### Job:
Would you transcribe the whole listing exactly, minus its pictures?
####
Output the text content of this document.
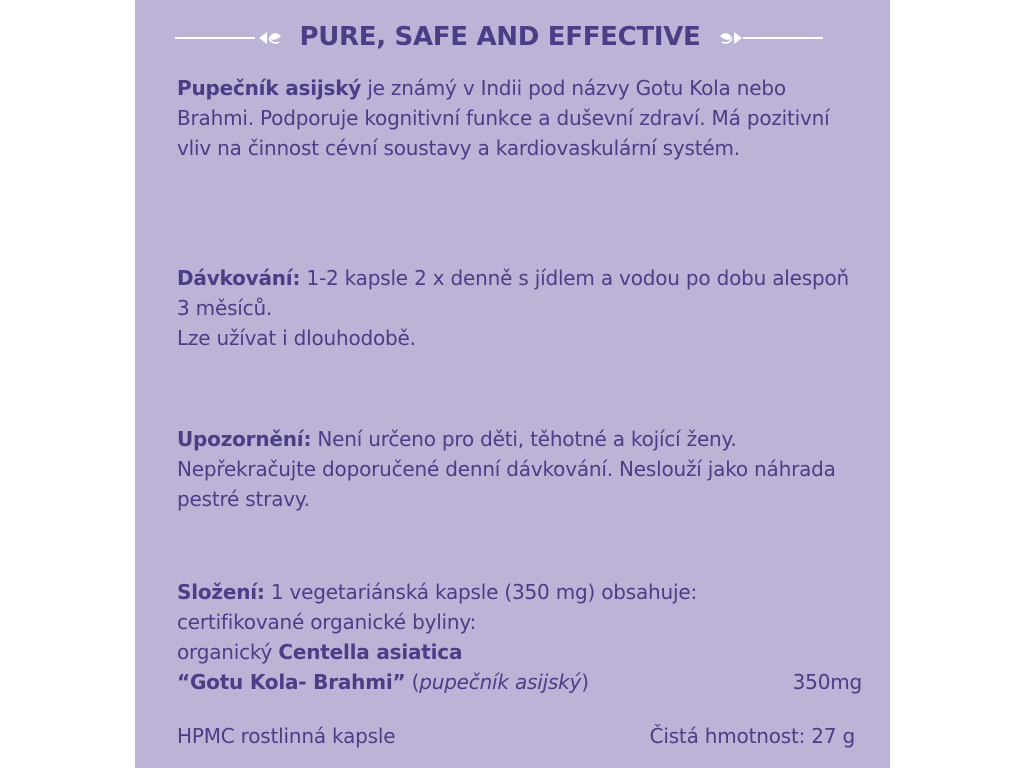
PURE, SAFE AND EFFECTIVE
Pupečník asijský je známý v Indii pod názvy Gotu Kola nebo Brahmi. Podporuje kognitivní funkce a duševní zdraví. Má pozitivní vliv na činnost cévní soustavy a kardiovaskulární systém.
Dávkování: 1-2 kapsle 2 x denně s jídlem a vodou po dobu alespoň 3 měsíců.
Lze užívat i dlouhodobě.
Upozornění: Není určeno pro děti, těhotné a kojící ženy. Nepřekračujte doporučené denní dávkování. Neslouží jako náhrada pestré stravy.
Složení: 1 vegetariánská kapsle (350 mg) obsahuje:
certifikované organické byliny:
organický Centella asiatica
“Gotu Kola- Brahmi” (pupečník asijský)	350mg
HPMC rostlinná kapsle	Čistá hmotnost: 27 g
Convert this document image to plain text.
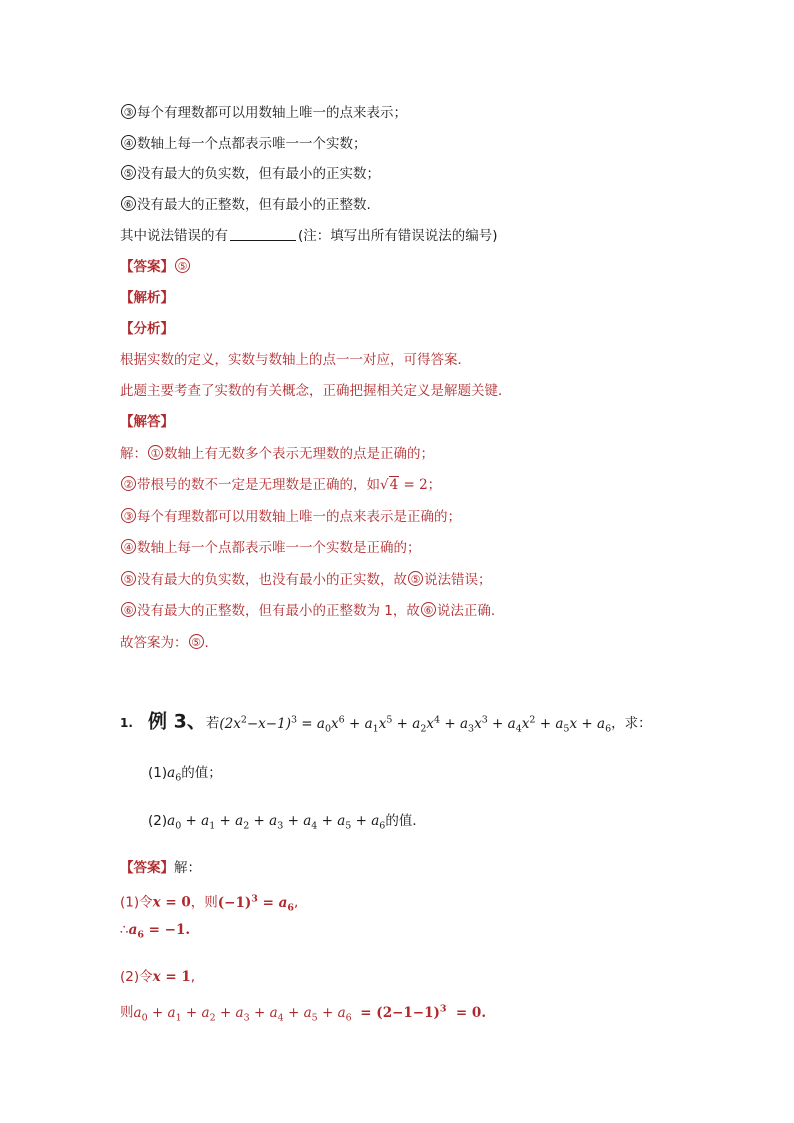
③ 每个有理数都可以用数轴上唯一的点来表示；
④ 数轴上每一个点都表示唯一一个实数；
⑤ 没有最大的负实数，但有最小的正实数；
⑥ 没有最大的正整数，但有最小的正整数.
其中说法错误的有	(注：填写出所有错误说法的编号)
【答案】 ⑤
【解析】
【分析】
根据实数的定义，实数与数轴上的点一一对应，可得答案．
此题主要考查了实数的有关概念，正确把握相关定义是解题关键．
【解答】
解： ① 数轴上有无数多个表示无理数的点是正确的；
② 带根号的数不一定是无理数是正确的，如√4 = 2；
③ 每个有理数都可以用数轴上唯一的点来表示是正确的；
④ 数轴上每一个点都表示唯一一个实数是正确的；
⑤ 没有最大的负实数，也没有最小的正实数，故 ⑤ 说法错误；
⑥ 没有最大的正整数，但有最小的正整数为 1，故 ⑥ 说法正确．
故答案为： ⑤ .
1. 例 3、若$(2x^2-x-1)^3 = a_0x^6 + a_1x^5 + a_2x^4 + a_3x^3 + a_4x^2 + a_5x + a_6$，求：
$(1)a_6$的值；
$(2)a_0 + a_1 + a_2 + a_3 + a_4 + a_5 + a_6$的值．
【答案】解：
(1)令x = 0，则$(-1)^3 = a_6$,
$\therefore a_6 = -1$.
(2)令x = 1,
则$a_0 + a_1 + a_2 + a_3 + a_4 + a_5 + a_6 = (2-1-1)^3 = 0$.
####
### Response:
Output the text content of this document.
PURE, SAFE AND EFFECTIVE
Pupečník asijský je známý v Indii pod názvy Gotu Kola nebo Brahmi. Podporuje kognitivní funkce a duševní zdraví. Má pozitivní vliv na činnost cévní soustavy a kardiovaskulární systém.
Dávkování: 1-2 kapsle 2 x denně s jídlem a vodou po dobu alespoň 3 měsíců.
Lze užívat i dlouhodobě.
Upozornění: Není určeno pro děti, těhotné a kojící ženy. Nepřekračujte doporučené denní dávkování. Neslouží jako náhrada pestré stravy.
Složení: 1 vegetariánská kapsle (350 mg) obsahuje:
certifikované organické byliny:
organický Centella asiatica
“Gotu Kola- Brahmi” (pupečník asijský)	350mg
HPMC rostlinná kapsle	Čistá hmotnost: 27 g
Convert this document image to plain text.
③ 每个有理数都可以用数轴上唯一的点来表示；
④ 数轴上每一个点都表示唯一一个实数；
⑤ 没有最大的负实数，但有最小的正实数；
⑥ 没有最大的正整数，但有最小的正整数.
其中说法错误的有	(注：填写出所有错误说法的编号)
【答案】 ⑤
【解析】
【分析】
根据实数的定义，实数与数轴上的点一一对应，可得答案．
此题主要考查了实数的有关概念，正确把握相关定义是解题关键．
【解答】
解： ① 数轴上有无数多个表示无理数的点是正确的；
② 带根号的数不一定是无理数是正确的，如√4 = 2；
③ 每个有理数都可以用数轴上唯一的点来表示是正确的；
④ 数轴上每一个点都表示唯一一个实数是正确的；
⑤ 没有最大的负实数，也没有最小的正实数，故 ⑤ 说法错误；
⑥ 没有最大的正整数，但有最小的正整数为 1，故 ⑥ 说法正确．
故答案为： ⑤ .
1. 例 3、若$(2x^2-x-1)^3 = a_0x^6 + a_1x^5 + a_2x^4 + a_3x^3 + a_4x^2 + a_5x + a_6$，求：
$(1)a_6$的值；
$(2)a_0 + a_1 + a_2 + a_3 + a_4 + a_5 + a_6$的值．
【答案】解：
(1)令x = 0，则$(-1)^3 = a_6$,
$\therefore a_6 = -1$.
(2)令x = 1,
则$a_0 + a_1 + a_2 + a_3 + a_4 + a_5 + a_6 = (2-1-1)^3 = 0$.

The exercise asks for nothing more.